[Recorded information]
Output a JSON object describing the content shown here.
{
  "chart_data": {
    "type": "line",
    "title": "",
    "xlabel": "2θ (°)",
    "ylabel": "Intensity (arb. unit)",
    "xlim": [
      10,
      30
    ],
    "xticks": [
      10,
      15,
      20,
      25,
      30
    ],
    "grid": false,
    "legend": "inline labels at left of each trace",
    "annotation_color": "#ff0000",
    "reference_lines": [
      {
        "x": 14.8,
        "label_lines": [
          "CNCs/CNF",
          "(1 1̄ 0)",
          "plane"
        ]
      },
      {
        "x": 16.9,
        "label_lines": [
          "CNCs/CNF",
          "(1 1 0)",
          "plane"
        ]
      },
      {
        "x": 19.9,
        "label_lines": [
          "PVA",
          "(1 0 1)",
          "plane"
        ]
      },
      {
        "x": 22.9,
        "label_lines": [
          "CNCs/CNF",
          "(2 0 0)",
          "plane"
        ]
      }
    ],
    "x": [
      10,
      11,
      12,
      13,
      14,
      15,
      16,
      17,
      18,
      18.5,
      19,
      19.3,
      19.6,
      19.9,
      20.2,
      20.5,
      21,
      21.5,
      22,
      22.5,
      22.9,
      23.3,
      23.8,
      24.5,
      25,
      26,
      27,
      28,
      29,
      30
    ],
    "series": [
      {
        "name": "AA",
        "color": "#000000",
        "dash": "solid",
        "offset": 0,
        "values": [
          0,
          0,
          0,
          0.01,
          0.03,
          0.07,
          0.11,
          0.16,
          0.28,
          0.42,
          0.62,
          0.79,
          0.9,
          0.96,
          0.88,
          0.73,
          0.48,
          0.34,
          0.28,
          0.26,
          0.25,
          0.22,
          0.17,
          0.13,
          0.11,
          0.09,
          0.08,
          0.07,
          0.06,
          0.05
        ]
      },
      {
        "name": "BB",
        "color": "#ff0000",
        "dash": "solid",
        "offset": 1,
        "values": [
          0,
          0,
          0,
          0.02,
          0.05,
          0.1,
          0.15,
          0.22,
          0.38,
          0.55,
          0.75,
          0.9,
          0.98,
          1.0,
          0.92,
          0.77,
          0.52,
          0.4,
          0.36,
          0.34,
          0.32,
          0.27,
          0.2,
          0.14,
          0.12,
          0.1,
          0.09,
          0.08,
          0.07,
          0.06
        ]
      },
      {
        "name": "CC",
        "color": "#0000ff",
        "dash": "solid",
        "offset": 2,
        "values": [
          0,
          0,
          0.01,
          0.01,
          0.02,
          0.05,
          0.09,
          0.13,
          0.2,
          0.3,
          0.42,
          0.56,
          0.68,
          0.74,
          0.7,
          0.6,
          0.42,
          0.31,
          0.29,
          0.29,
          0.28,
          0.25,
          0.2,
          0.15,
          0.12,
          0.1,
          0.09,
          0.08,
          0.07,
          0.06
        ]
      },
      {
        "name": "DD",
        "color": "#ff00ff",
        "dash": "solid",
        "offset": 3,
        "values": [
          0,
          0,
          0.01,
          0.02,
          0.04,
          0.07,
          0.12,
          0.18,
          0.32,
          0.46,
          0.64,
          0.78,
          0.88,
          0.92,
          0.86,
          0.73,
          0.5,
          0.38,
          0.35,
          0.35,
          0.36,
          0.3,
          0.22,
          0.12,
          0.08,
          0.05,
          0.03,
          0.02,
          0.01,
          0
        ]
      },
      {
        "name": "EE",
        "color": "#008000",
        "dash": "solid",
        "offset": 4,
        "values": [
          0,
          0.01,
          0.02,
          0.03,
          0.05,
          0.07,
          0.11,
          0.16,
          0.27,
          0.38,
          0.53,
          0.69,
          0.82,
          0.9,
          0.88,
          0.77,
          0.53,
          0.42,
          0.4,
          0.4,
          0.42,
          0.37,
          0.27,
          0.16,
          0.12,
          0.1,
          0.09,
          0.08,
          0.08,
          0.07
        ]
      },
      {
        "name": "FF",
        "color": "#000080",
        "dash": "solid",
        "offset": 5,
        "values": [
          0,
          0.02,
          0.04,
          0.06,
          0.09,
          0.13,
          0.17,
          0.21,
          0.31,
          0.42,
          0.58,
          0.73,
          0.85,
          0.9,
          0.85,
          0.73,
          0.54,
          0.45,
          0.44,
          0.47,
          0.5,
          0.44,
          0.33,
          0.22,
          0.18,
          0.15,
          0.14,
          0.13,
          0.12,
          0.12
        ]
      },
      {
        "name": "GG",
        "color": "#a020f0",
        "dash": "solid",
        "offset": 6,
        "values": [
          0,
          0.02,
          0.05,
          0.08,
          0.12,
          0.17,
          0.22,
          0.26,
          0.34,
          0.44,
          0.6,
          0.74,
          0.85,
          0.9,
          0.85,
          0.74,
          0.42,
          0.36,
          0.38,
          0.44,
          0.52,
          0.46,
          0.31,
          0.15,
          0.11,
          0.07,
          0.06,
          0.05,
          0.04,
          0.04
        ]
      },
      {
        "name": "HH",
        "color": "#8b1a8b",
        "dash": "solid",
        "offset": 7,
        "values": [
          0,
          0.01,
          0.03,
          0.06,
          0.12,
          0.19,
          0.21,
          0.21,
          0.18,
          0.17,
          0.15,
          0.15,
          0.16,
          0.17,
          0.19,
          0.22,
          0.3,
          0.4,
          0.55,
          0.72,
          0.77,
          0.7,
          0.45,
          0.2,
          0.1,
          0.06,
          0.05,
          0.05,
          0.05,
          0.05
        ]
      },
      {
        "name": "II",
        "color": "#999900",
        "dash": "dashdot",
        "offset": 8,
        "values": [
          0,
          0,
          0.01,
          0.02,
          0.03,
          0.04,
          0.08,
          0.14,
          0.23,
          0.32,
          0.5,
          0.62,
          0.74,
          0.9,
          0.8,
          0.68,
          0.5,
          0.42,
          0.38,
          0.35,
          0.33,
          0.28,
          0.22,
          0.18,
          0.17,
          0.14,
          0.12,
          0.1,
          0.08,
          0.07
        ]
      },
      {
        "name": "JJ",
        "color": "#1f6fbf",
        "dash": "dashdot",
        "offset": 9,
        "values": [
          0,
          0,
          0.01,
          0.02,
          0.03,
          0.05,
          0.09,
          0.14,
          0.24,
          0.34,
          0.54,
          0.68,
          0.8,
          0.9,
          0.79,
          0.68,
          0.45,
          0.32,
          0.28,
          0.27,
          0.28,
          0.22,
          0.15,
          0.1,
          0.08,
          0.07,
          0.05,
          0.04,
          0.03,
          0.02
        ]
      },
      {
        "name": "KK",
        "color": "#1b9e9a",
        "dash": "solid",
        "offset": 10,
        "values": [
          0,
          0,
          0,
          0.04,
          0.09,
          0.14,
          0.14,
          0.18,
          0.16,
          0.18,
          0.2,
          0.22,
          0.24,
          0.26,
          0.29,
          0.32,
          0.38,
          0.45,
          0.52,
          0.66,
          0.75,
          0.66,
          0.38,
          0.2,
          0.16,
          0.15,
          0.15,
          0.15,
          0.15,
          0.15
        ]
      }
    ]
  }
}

[Short problem]
In the records above, find each line with the word "offset" and copy it.

[Full output]
        "offset": 0,
        "offset": 1,
        "offset": 2,
        "offset": 3,
        "offset": 4,
        "offset": 5,
        "offset": 6,
        "offset": 7,
        "offset": 8,
        "offset": 9,
        "offset": 10,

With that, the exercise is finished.